(Rows from a dataset)
◇ ◇ ◇ ◇

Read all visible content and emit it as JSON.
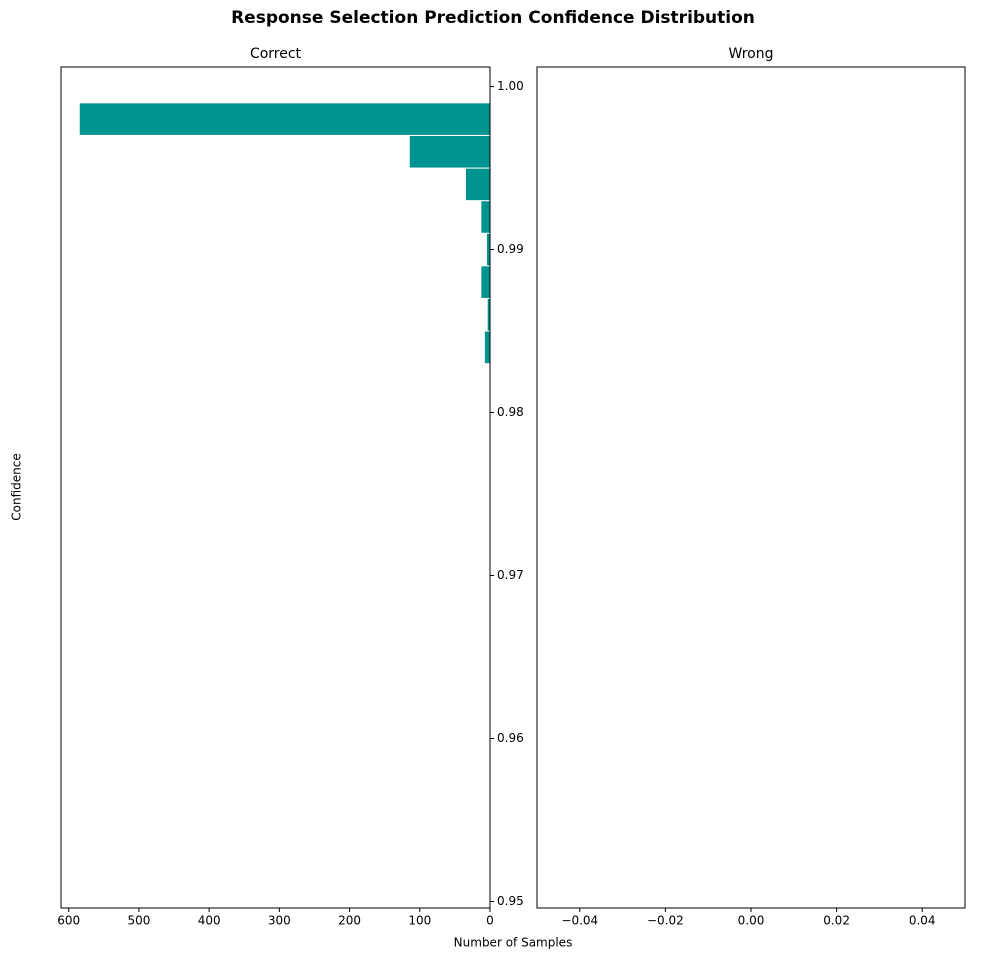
{
  "figure": {
    "title": "Response Selection Prediction Confidence Distribution",
    "xlabel": "Number of Samples",
    "ylabel": "Confidence"
  },
  "chart_data": [
    {
      "type": "histogram",
      "orientation": "horizontal",
      "title": "Correct",
      "color": "#009490",
      "edgecolor": "#ffffff",
      "bins": [
        0.953,
        0.955,
        0.957,
        0.959,
        0.961,
        0.963,
        0.965,
        0.967,
        0.969,
        0.971,
        0.973,
        0.975,
        0.977,
        0.979,
        0.981,
        0.983,
        0.985,
        0.987,
        0.989,
        0.991,
        0.993,
        0.995,
        0.997,
        0.999
      ],
      "values": [
        0,
        0,
        0,
        0,
        0,
        0,
        0,
        0,
        0,
        1,
        0,
        0,
        1,
        1,
        0,
        8,
        4,
        13,
        5,
        13,
        35,
        115,
        585
      ],
      "xlim": [
        611,
        0
      ],
      "xticks": [
        600,
        500,
        400,
        300,
        200,
        100,
        0
      ],
      "ylim": [
        0.9496,
        1.0012
      ],
      "yticks": [
        0.95,
        0.96,
        0.97,
        0.98,
        0.99,
        {
          "value": 1.0,
          "label": "1.00"
        }
      ]
    },
    {
      "type": "histogram",
      "orientation": "horizontal",
      "title": "Wrong",
      "xlim": [
        -0.05,
        0.05
      ],
      "xticks": [
        {
          "value": -0.04,
          "label": "−0.04"
        },
        {
          "value": -0.02,
          "label": "−0.02"
        },
        {
          "value": 0,
          "label": "0.00"
        },
        0.02,
        0.04
      ],
      "ylim": [
        0.9496,
        1.0012
      ]
    }
  ]
}
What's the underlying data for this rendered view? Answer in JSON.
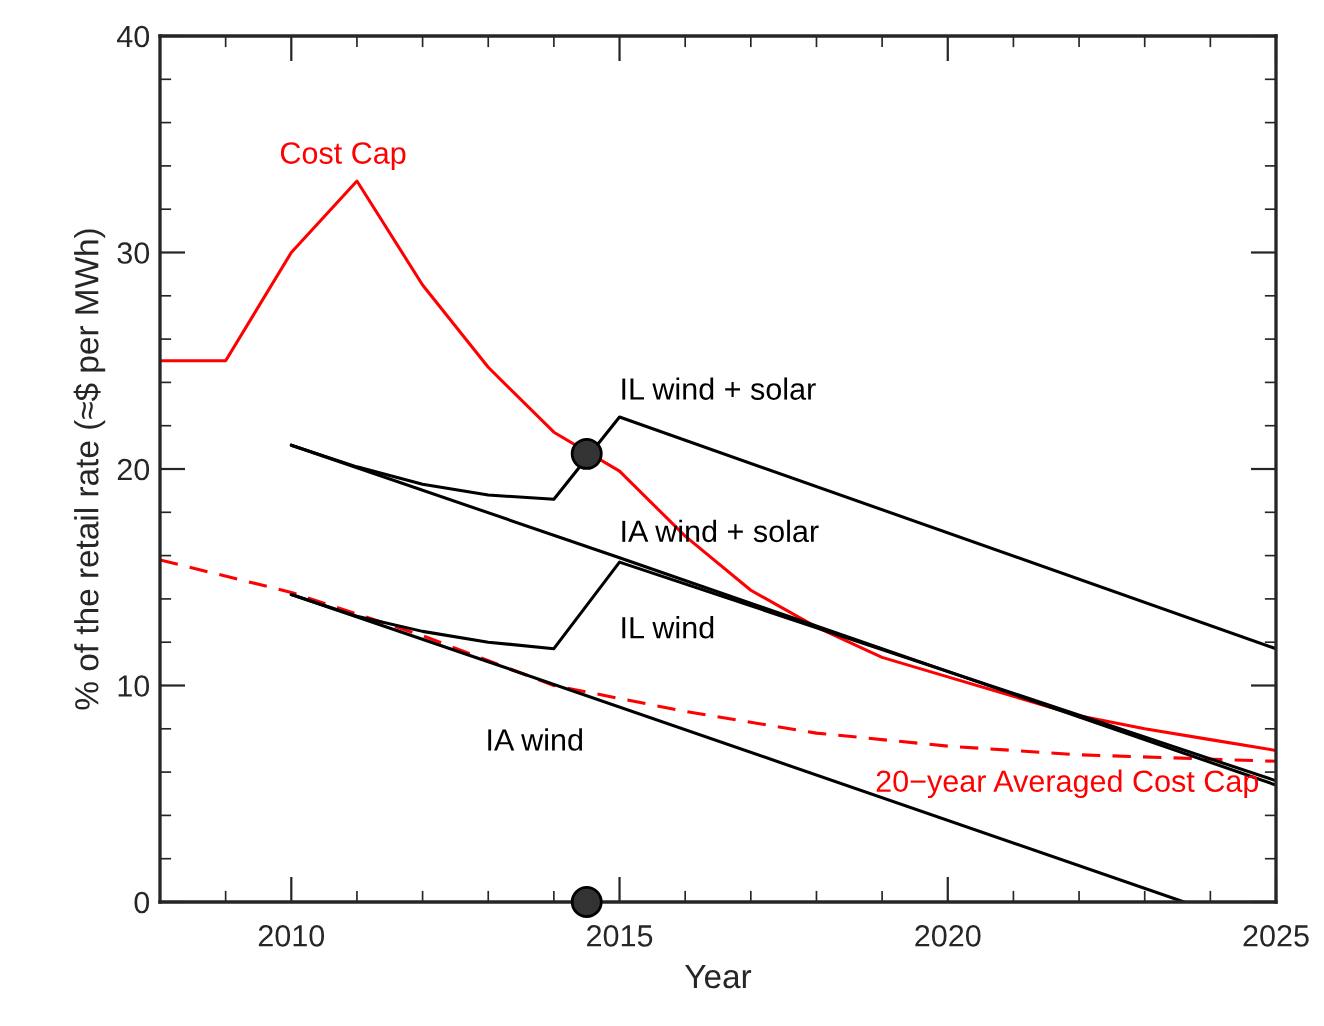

◇ ◇ ◇ ◇

> GOAL
Make an exact copy of the records shown above, without the pictures.

> FINAL ANSWER
Read all visible content and emit it as JSON.
{
  "figure": {
    "title": "Response Selection Prediction Confidence Distribution",
    "xlabel": "Number of Samples",
    "ylabel": "Confidence"
  },
  "chart_data": [
    {
      "type": "histogram",
      "orientation": "horizontal",
      "title": "Correct",
      "color": "#009490",
      "edgecolor": "#ffffff",
      "bins": [
        0.953,
        0.955,
        0.957,
        0.959,
        0.961,
        0.963,
        0.965,
        0.967,
        0.969,
        0.971,
        0.973,
        0.975,
        0.977,
        0.979,
        0.981,
        0.983,
        0.985,
        0.987,
        0.989,
        0.991,
        0.993,
        0.995,
        0.997,
        0.999
      ],
      "values": [
        0,
        0,
        0,
        0,
        0,
        0,
        0,
        0,
        0,
        1,
        0,
        0,
        1,
        1,
        0,
        8,
        4,
        13,
        5,
        13,
        35,
        115,
        585
      ],
      "xlim": [
        611,
        0
      ],
      "xticks": [
        600,
        500,
        400,
        300,
        200,
        100,
        0
      ],
      "ylim": [
        0.9496,
        1.0012
      ],
      "yticks": [
        0.95,
        0.96,
        0.97,
        0.98,
        0.99,
        {
          "value": 1.0,
          "label": "1.00"
        }
      ]
    },
    {
      "type": "histogram",
      "orientation": "horizontal",
      "title": "Wrong",
      "xlim": [
        -0.05,
        0.05
      ],
      "xticks": [
        {
          "value": -0.04,
          "label": "−0.04"
        },
        {
          "value": -0.02,
          "label": "−0.02"
        },
        {
          "value": 0,
          "label": "0.00"
        },
        0.02,
        0.04
      ],
      "ylim": [
        0.9496,
        1.0012
      ]
    }
  ]
}
What's the underlying data for this rendered view? Answer in JSON.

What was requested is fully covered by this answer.